----- Data provided

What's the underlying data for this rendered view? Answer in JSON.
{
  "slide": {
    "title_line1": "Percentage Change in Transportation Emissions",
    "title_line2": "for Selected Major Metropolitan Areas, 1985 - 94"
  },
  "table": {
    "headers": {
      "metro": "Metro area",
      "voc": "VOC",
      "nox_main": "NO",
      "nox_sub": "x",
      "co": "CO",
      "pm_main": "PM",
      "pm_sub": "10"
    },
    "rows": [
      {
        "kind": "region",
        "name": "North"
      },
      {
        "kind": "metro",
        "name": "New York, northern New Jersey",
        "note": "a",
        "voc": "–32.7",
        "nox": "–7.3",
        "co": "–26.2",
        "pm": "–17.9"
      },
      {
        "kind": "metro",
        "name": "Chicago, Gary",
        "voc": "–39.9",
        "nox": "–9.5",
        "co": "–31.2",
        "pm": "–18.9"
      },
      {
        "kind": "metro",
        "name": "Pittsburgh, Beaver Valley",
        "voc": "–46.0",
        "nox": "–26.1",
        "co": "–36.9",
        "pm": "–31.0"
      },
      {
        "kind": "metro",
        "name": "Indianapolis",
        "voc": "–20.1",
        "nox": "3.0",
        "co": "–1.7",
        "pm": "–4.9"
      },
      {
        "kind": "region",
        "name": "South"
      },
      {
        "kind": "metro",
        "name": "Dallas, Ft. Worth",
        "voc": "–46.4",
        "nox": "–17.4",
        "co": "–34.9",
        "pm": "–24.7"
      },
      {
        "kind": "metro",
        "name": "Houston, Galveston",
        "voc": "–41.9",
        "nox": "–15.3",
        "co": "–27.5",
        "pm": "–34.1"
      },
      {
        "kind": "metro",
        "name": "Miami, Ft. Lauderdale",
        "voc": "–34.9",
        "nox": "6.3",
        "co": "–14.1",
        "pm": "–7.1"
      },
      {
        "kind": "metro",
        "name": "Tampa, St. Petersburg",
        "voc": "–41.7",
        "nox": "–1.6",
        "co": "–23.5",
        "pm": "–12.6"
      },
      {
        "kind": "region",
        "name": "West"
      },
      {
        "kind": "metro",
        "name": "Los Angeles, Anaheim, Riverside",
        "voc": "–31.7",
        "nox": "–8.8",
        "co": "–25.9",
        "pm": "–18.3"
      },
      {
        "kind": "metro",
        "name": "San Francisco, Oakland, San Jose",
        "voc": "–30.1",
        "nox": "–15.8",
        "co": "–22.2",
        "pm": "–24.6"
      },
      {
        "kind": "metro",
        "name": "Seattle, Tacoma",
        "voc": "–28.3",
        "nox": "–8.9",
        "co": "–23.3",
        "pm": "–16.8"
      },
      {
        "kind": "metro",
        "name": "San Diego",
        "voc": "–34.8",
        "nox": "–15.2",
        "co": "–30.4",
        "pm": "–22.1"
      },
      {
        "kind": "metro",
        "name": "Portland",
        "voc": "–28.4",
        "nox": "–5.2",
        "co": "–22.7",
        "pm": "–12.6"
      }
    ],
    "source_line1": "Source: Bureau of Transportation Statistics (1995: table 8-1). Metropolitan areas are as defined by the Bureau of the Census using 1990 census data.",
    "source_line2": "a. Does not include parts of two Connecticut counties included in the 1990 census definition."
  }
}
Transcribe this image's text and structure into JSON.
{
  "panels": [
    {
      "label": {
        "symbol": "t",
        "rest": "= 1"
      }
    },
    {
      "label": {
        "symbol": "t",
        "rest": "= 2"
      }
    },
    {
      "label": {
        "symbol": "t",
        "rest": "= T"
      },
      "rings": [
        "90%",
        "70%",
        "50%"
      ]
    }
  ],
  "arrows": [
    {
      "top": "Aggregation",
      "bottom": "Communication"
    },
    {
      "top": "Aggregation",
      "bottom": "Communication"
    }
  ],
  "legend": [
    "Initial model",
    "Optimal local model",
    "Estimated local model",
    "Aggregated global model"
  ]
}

----------

* What you need to do: Say, as a bare number, how many lines in the entries above include the string "Transportation".

* Exercise response: 2